# REQUIRED TASK
Every entry should be repeated exactly. Omit the pictures.

# RECORD EXTRACTS
:::

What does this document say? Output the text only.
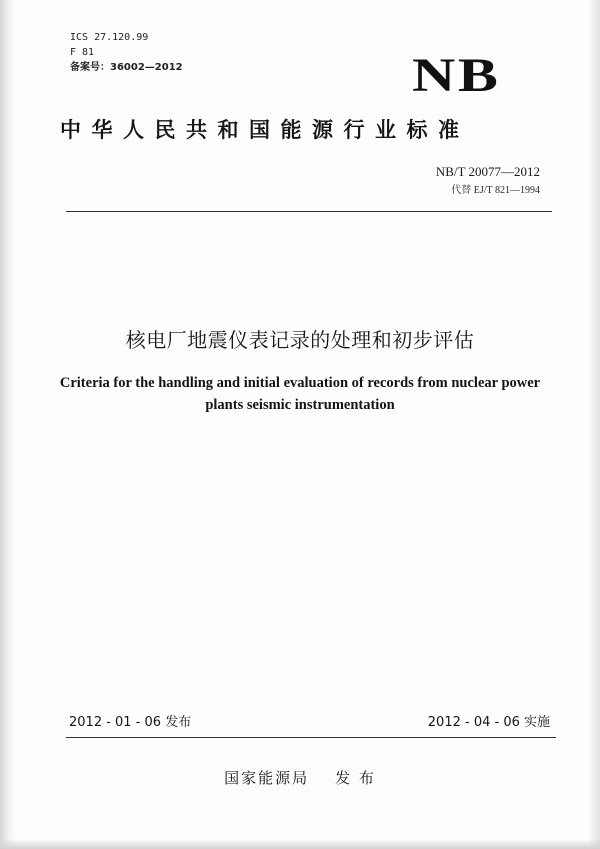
ICS 27.120.99
F 81
备案号：36002—2012	NB
中华人民共和国能源行业标准
NB/T 20077—2012
代替 EJ/T 821—1994
核电厂地震仪表记录的处理和初步评估
Criteria for the handling and initial evaluation of records from nuclear power
plants seismic instrumentation
2012 - 01 - 06 发布	2012 - 04 - 06 实施
国家能源局 发 布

:::

# COMPLETE RESPONSE
What does this document say? Output the text only.
ICS 27.120.99
F 81
备案号：36002—2012	NB
中华人民共和国能源行业标准
NB/T 20077—2012
代替 EJ/T 821—1994
核电厂地震仪表记录的处理和初步评估
Criteria for the handling and initial evaluation of records from nuclear power
plants seismic instrumentation
2012 - 01 - 06 发布	2012 - 04 - 06 实施
国家能源局 发 布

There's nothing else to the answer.